**Provided data:**
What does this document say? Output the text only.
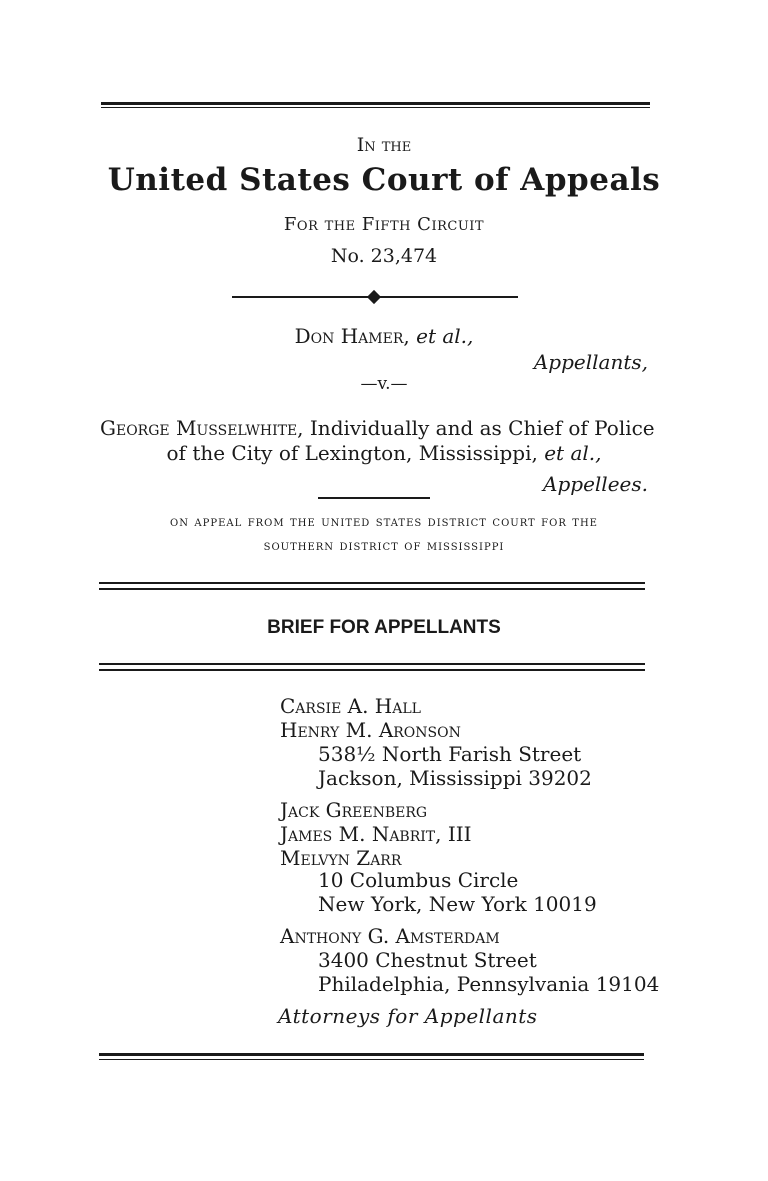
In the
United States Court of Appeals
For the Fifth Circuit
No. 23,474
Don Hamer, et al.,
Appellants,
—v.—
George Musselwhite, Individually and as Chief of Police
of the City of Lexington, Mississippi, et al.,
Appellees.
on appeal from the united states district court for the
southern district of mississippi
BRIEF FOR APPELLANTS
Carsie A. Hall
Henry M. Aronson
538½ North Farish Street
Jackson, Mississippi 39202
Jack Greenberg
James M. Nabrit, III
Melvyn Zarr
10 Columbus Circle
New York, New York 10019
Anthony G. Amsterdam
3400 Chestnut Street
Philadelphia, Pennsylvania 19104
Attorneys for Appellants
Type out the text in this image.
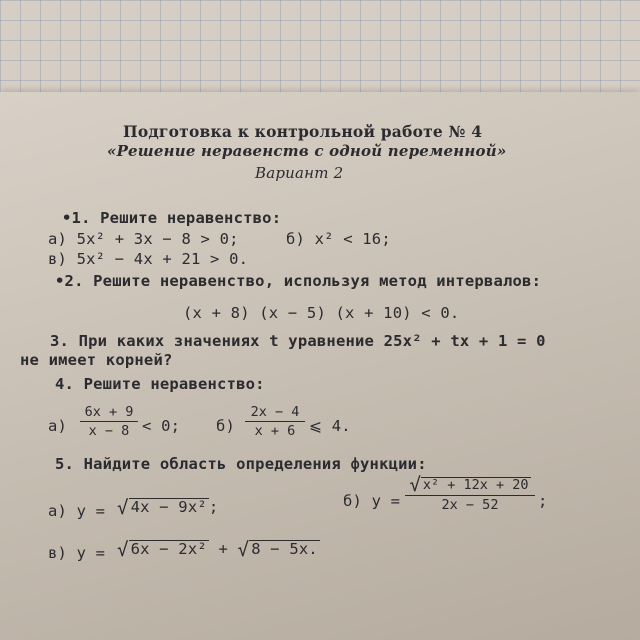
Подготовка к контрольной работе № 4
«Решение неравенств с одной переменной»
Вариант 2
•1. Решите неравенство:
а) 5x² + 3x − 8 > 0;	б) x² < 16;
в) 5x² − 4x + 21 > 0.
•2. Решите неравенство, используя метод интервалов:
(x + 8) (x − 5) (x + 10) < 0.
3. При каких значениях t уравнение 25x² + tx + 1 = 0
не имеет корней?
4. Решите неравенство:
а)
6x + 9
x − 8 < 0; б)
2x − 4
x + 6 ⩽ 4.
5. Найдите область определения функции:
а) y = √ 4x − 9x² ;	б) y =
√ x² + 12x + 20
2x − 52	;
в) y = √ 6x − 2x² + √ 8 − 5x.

**Set exercise:** Using the records above, list each line that includes "неравенство".

**Response:**
•1. Решите неравенство:
•2. Решите неравенство, используя метод интервалов:
4. Решите неравенство:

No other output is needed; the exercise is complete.